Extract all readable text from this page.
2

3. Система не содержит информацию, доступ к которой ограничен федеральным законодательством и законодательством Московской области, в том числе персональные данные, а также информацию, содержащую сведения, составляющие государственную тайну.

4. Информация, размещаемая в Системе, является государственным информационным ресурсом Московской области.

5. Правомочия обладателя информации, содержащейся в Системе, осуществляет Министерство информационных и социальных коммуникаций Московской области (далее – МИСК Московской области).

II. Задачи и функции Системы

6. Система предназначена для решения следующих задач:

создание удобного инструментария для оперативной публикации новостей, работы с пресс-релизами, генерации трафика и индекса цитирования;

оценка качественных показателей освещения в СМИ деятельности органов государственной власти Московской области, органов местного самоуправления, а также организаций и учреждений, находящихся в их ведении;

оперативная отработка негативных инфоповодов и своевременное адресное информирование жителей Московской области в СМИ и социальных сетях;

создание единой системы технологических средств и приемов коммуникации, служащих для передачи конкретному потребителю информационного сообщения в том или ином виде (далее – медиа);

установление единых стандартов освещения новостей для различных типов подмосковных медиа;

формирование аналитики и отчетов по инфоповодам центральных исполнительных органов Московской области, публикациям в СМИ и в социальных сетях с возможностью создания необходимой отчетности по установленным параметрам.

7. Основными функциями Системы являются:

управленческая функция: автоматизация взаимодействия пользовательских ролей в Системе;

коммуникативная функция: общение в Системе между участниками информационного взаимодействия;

________________________________________

> _SHORT TASK_
Extract the complete data, matching each line exactly.

> _EXERCISE ANSWER_
Extract all readable text from this page.
2

3. Система не содержит информацию, доступ к которой ограничен федеральным законодательством и законодательством Московской области, в том числе персональные данные, а также информацию, содержащую сведения, составляющие государственную тайну.

4. Информация, размещаемая в Системе, является государственным информационным ресурсом Московской области.

5. Правомочия обладателя информации, содержащейся в Системе, осуществляет Министерство информационных и социальных коммуникаций Московской области (далее – МИСК Московской области).

II. Задачи и функции Системы

6. Система предназначена для решения следующих задач:

создание удобного инструментария для оперативной публикации новостей, работы с пресс-релизами, генерации трафика и индекса цитирования;

оценка качественных показателей освещения в СМИ деятельности органов государственной власти Московской области, органов местного самоуправления, а также организаций и учреждений, находящихся в их ведении;

оперативная отработка негативных инфоповодов и своевременное адресное информирование жителей Московской области в СМИ и социальных сетях;

создание единой системы технологических средств и приемов коммуникации, служащих для передачи конкретному потребителю информационного сообщения в том или ином виде (далее – медиа);

установление единых стандартов освещения новостей для различных типов подмосковных медиа;

формирование аналитики и отчетов по инфоповодам центральных исполнительных органов Московской области, публикациям в СМИ и в социальных сетях с возможностью создания необходимой отчетности по установленным параметрам.

7. Основными функциями Системы являются:

управленческая функция: автоматизация взаимодействия пользовательских ролей в Системе;

коммуникативная функция: общение в Системе между участниками информационного взаимодействия;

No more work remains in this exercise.